» **DOCUMENT SECTION**:
◆ ◆ ◆ ◆

News | Radiopharmaceuticals and Tracers | August 31, 2015

Company will regularly operate aliquoting line at University of Missouri Research Reactor

NorthStar Medical Radioisotopes, approval, routine production, Molybdenum-99, Mo-99, University of Missouri Research Reactor, MURR

August 31, 2015 — NorthStar Medical Radioisotopes LLC has received approval to begin routine production of molybdenum-99 (Mo-99) at the University of Missouri Research Reactor (MURR) facility in Columbia, Missouri. The company will now be able to regularly operate its proprietary aliquoting system at the MURR site to fill source vessels with Mo-99, enabling the company to establish a weekly production schedule and increase its output of the vital medical radioisotope.

This transitioning of NorthStar’s Mo-99 line at MURR from a development process to a routine production process is another significant step toward establishment of a domestic source of Mo-99. The company can immediately boost its output at MURR to as much as 200 six-day curies per process; a curie (Ci) is a unit of radioactivity and six-day Ci is the number of curies present in a shipment of Mo-99 six days after it leaves the producer’s facility. NorthStar also will be able to further increase its Mo-99 output at MURR after the production process receives final approval from the U.S. Food and Drug Administration (FDA).

◆ ◆ ◆ ◆

Page segmentation data:
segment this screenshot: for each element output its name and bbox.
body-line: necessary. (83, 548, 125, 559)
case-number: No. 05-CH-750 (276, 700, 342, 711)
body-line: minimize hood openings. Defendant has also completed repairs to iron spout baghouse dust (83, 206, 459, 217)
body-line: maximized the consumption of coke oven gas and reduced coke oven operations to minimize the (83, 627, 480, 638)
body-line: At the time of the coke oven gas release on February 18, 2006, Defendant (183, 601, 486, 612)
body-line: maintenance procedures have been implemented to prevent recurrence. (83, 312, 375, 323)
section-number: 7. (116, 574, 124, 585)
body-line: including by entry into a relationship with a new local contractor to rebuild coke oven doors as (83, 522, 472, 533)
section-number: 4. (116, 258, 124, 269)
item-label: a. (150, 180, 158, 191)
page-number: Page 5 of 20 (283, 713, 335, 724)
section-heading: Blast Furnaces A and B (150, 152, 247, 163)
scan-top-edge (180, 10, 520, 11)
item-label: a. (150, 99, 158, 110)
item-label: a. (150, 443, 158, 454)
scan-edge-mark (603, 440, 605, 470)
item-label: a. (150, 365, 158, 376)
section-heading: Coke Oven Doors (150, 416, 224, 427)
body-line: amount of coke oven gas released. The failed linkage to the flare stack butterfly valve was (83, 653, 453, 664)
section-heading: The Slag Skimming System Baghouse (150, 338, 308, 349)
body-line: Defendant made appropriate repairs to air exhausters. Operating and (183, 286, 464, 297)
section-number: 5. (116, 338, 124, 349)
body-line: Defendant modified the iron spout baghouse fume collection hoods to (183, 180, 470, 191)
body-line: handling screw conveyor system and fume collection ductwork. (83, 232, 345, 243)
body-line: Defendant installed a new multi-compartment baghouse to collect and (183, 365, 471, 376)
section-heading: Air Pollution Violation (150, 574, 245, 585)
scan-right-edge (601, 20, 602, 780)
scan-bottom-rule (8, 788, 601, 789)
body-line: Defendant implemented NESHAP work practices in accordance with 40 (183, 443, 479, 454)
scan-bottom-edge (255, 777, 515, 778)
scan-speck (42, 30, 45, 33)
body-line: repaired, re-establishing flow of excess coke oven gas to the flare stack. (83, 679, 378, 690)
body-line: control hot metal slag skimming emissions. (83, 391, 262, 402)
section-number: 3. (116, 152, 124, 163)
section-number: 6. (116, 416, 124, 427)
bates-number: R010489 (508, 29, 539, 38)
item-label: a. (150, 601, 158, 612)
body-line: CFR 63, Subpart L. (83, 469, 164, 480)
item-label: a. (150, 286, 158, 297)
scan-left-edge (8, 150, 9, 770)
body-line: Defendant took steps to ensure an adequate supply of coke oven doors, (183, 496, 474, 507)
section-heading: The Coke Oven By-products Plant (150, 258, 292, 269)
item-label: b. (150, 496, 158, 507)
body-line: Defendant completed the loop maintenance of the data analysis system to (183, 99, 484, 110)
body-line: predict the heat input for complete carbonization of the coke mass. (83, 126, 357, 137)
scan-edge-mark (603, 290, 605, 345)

◆ ◆ ◆ ◆

» **TASK INSTRUCTIONS**:
(1) According to the NorthStar Mo-99 article, up to how many six-day curies per process can the company immediately produce at MURR?
(2) Rewrite the paragraph of the NorthStar Mo-99 article beginning "This transitioning of NorthStar’s Mo-99 line" as a short bulleted list that keeps its main facts.
(3) Extend the NorthStar Mo-99 article with a further paragraph that picks up after its last sentence.

» **ANSWERS TO THE EXERCISES**:
(1) As much as 200 six-day curies per process.

(2)
- NorthStar's Mo-99 line at MURR is moving from a development process to a routine production process, another significant step toward a domestic source of Mo-99.
- The company can immediately raise its MURR output to as much as 200 six-day curies per process.
- A curie (Ci) is a unit of radioactivity. Six-day Ci is the number of curies in a Mo-99 shipment six days after it leaves the producer's facility.
- Output at MURR can increase further once the production process receives final FDA approval.

(3)
Mo-99 is the parent isotope of technetium-99m (Tc-99m), the most widely used radioisotope in medical diagnostic imaging. Currently, nearly all Mo-99 is generated using weapons-useable highly enriched uranium (HEU) at aging facilities located outside of the United States, leading to chronic product shortages and creating safety and national security concerns. NorthStar utilizes two technologies for producing Mo-99 from stable isotopes of molybdenum without the use of HEU – a neutron capture process wherein MURR supplies Mo-99 under its Drug Master File, and an accelerator process using Mo-100.

The next significant step in the regulatory approval process will be submission of a final amendment to NorthStar’s New Drug Application (NDA) with the FDA. This is expected to occur late this year, according to James Harvey, Ph.D., NorthStar senior vice president and chief science officer. The company anticipates ultimately producing up to 3,000 six-day Ci at MURR.